Data supplied |
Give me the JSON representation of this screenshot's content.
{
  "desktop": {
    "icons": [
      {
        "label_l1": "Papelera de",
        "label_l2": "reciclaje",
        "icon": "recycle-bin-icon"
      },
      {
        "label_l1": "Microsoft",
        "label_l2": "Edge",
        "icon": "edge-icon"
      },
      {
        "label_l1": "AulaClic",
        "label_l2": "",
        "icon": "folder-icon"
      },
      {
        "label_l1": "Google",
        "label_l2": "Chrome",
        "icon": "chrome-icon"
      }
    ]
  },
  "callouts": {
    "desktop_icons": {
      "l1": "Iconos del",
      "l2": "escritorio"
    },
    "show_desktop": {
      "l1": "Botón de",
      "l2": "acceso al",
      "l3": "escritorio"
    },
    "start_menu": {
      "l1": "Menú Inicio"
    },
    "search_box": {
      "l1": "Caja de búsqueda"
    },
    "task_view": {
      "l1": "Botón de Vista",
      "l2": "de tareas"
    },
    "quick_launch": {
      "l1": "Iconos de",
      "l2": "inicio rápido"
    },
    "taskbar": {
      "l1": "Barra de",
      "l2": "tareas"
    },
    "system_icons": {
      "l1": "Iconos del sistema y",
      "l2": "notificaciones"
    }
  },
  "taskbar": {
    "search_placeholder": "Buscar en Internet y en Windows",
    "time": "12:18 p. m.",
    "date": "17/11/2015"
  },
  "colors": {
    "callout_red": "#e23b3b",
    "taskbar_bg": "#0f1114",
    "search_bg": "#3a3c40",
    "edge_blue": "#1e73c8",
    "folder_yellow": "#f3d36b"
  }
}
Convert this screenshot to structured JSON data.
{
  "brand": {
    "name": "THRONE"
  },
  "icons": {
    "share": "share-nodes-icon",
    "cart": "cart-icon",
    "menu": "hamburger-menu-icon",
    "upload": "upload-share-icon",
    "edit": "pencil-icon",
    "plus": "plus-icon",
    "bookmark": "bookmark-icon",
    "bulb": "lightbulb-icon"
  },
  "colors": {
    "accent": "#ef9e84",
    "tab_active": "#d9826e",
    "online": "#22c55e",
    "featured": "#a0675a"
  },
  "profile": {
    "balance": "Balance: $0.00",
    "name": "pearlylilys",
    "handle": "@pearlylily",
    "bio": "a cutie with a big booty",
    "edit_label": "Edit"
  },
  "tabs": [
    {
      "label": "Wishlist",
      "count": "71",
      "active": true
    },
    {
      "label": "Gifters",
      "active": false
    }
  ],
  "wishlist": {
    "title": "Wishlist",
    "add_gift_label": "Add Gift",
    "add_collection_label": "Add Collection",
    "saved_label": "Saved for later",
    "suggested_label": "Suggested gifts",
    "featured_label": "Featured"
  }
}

Given problem | Copy the material above back out, exactly as written.

Completed task |
Give me the JSON representation of this screenshot's content.
{
  "desktop": {
    "icons": [
      {
        "label_l1": "Papelera de",
        "label_l2": "reciclaje",
        "icon": "recycle-bin-icon"
      },
      {
        "label_l1": "Microsoft",
        "label_l2": "Edge",
        "icon": "edge-icon"
      },
      {
        "label_l1": "AulaClic",
        "label_l2": "",
        "icon": "folder-icon"
      },
      {
        "label_l1": "Google",
        "label_l2": "Chrome",
        "icon": "chrome-icon"
      }
    ]
  },
  "callouts": {
    "desktop_icons": {
      "l1": "Iconos del",
      "l2": "escritorio"
    },
    "show_desktop": {
      "l1": "Botón de",
      "l2": "acceso al",
      "l3": "escritorio"
    },
    "start_menu": {
      "l1": "Menú Inicio"
    },
    "search_box": {
      "l1": "Caja de búsqueda"
    },
    "task_view": {
      "l1": "Botón de Vista",
      "l2": "de tareas"
    },
    "quick_launch": {
      "l1": "Iconos de",
      "l2": "inicio rápido"
    },
    "taskbar": {
      "l1": "Barra de",
      "l2": "tareas"
    },
    "system_icons": {
      "l1": "Iconos del sistema y",
      "l2": "notificaciones"
    }
  },
  "taskbar": {
    "search_placeholder": "Buscar en Internet y en Windows",
    "time": "12:18 p. m.",
    "date": "17/11/2015"
  },
  "colors": {
    "callout_red": "#e23b3b",
    "taskbar_bg": "#0f1114",
    "search_bg": "#3a3c40",
    "edge_blue": "#1e73c8",
    "folder_yellow": "#f3d36b"
  }
}
Convert this screenshot to structured JSON data.
{
  "brand": {
    "name": "THRONE"
  },
  "icons": {
    "share": "share-nodes-icon",
    "cart": "cart-icon",
    "menu": "hamburger-menu-icon",
    "upload": "upload-share-icon",
    "edit": "pencil-icon",
    "plus": "plus-icon",
    "bookmark": "bookmark-icon",
    "bulb": "lightbulb-icon"
  },
  "colors": {
    "accent": "#ef9e84",
    "tab_active": "#d9826e",
    "online": "#22c55e",
    "featured": "#a0675a"
  },
  "profile": {
    "balance": "Balance: $0.00",
    "name": "pearlylilys",
    "handle": "@pearlylily",
    "bio": "a cutie with a big booty",
    "edit_label": "Edit"
  },
  "tabs": [
    {
      "label": "Wishlist",
      "count": "71",
      "active": true
    },
    {
      "label": "Gifters",
      "active": false
    }
  ],
  "wishlist": {
    "title": "Wishlist",
    "add_gift_label": "Add Gift",
    "add_collection_label": "Add Collection",
    "saved_label": "Saved for later",
    "suggested_label": "Suggested gifts",
    "featured_label": "Featured"
  }
}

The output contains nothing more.